• **Entries supplied**
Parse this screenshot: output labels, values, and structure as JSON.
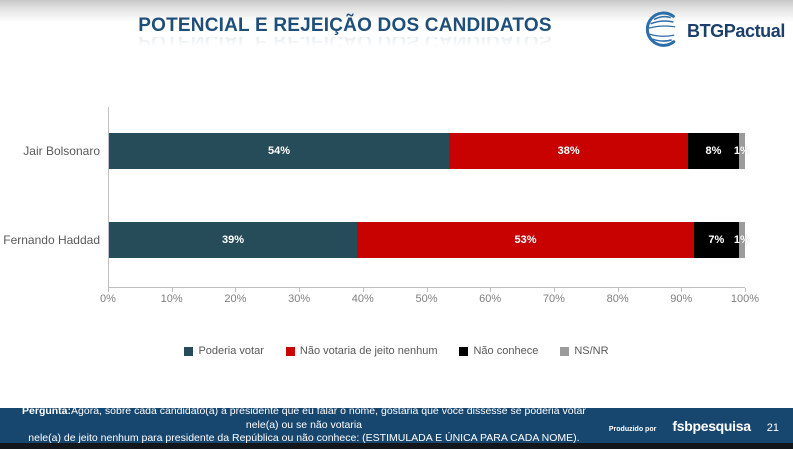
{
  "header": {
    "title": "POTENCIAL E REJEIÇÃO DOS CANDIDATOS",
    "logo": {
      "icon": "globe-icon",
      "brand_bold": "BTG",
      "brand_regular": "Pactual",
      "brand_color": "#1C3F6E"
    }
  },
  "chart_data": {
    "type": "bar",
    "orientation": "horizontal",
    "stacked": true,
    "title": "POTENCIAL E REJEIÇÃO DOS CANDIDATOS",
    "categories": [
      "Jair Bolsonaro",
      "Fernando Haddad"
    ],
    "series": [
      {
        "name": "Poderia votar",
        "color": "#264C5A",
        "values": [
          54,
          39
        ]
      },
      {
        "name": "Não votaria de jeito nenhum",
        "color": "#C80101",
        "values": [
          38,
          53
        ]
      },
      {
        "name": "Não conhece",
        "color": "#000000",
        "values": [
          8,
          7
        ]
      },
      {
        "name": "NS/NR",
        "color": "#9B9B9B",
        "values": [
          1,
          1
        ]
      }
    ],
    "value_suffix": "%",
    "xlim": [
      0,
      100
    ],
    "x_ticks": [
      "0%",
      "10%",
      "20%",
      "30%",
      "40%",
      "50%",
      "60%",
      "70%",
      "80%",
      "90%",
      "100%"
    ],
    "grid": false,
    "legend_position": "bottom"
  },
  "footer": {
    "question_label": "Pergunta:",
    "question_line1": "Agora, sobre cada candidato(a) a presidente que eu falar o nome, gostaria que você dissesse se poderia votar nele(a) ou se não votaria",
    "question_line2": "nele(a) de jeito nenhum para presidente da República ou não conhece:  (ESTIMULADA E ÚNICA PARA CADA NOME).",
    "produced_by_label": "Produzido por",
    "producer_bold": "fsb",
    "producer_regular": "pesquisa",
    "page_number": "21"
  }
}
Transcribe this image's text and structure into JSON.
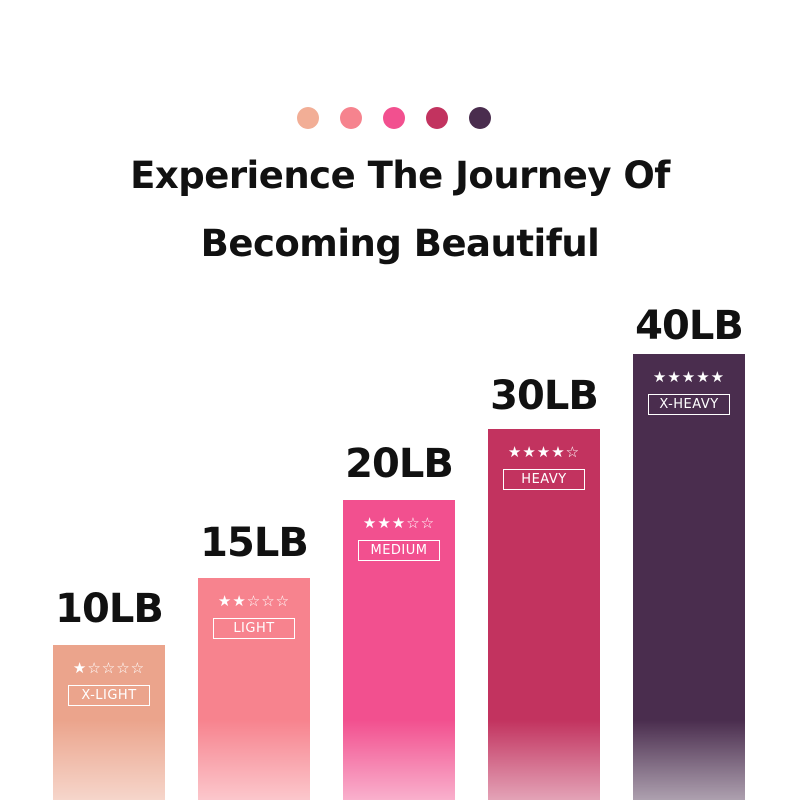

• **To be done**
Return only those lines of the records that contain the string "structure".

• **Problem solution**
Parse this screenshot: output labels, values, and structure as JSON.
Transcribe this image's text and structure into JSON.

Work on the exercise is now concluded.